◆ **Aim**:
Put the entries, from the first line up to and including the line that contains "legend-label: 砂利: [582, 141, 604, 156]", into a Markdown table with the columns Row and Line. Number each row and leave out any blank lines.

○ ○ ○ ○

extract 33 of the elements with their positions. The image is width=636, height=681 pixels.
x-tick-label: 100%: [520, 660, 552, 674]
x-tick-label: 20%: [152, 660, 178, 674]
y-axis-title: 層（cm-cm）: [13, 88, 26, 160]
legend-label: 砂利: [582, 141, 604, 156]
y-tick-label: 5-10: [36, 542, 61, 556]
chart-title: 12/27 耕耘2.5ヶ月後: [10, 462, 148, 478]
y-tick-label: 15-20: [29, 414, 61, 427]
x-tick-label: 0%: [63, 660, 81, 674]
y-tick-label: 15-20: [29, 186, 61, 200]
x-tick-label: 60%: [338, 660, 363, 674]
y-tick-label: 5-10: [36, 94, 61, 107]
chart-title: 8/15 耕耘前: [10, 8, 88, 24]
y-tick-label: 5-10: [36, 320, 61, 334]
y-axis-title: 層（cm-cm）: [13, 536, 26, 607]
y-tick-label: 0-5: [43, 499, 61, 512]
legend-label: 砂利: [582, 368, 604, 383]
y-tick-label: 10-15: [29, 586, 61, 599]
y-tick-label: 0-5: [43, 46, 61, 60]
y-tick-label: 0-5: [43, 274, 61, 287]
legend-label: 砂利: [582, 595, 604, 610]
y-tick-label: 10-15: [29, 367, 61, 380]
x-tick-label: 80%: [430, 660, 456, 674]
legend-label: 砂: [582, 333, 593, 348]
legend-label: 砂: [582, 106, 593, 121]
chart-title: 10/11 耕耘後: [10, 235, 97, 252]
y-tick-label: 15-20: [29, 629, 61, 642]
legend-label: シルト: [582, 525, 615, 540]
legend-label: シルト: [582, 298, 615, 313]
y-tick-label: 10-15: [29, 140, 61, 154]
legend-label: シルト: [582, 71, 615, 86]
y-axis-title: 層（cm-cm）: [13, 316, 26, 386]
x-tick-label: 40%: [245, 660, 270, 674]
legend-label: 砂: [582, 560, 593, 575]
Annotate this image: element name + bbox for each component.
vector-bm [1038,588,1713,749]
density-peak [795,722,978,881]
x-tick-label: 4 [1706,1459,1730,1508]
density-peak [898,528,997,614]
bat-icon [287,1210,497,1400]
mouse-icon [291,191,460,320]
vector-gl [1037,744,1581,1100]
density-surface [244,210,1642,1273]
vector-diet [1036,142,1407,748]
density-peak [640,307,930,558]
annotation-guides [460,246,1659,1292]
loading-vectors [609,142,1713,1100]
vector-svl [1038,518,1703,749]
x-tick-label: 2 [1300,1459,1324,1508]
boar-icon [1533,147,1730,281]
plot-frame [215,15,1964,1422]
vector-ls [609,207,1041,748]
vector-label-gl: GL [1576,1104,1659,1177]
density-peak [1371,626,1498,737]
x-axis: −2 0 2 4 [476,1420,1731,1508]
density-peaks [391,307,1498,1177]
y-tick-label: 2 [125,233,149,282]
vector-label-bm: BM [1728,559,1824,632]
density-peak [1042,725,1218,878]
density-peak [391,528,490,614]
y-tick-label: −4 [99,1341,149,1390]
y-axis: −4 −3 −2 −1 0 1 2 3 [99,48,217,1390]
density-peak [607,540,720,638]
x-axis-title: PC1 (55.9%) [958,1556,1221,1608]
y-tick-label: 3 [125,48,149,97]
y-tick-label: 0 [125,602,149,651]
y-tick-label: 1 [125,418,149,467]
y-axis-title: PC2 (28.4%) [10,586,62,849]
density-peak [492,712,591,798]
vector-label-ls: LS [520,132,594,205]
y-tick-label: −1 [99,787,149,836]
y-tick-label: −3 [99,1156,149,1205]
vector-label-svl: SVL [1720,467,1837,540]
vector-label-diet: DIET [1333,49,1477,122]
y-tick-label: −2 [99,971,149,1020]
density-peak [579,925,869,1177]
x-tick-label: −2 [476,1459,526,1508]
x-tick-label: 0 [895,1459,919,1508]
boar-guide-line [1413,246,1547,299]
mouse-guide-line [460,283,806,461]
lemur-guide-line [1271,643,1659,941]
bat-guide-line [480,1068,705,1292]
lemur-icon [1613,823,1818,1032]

○ ○ ○ ○

◆ **Exercise output**:
| Row | Line |
|---|---|
| 1 | extract 33 of the elements with their positions. The image is width=636, height=681 pixels. |
| 2 | x-tick-label: 100%: [520, 660, 552, 674] |
| 3 | x-tick-label: 20%: [152, 660, 178, 674] |
| 4 | y-axis-title: 層（cm-cm）: [13, 88, 26, 160] |
| 5 | legend-label: 砂利: [582, 141, 604, 156] |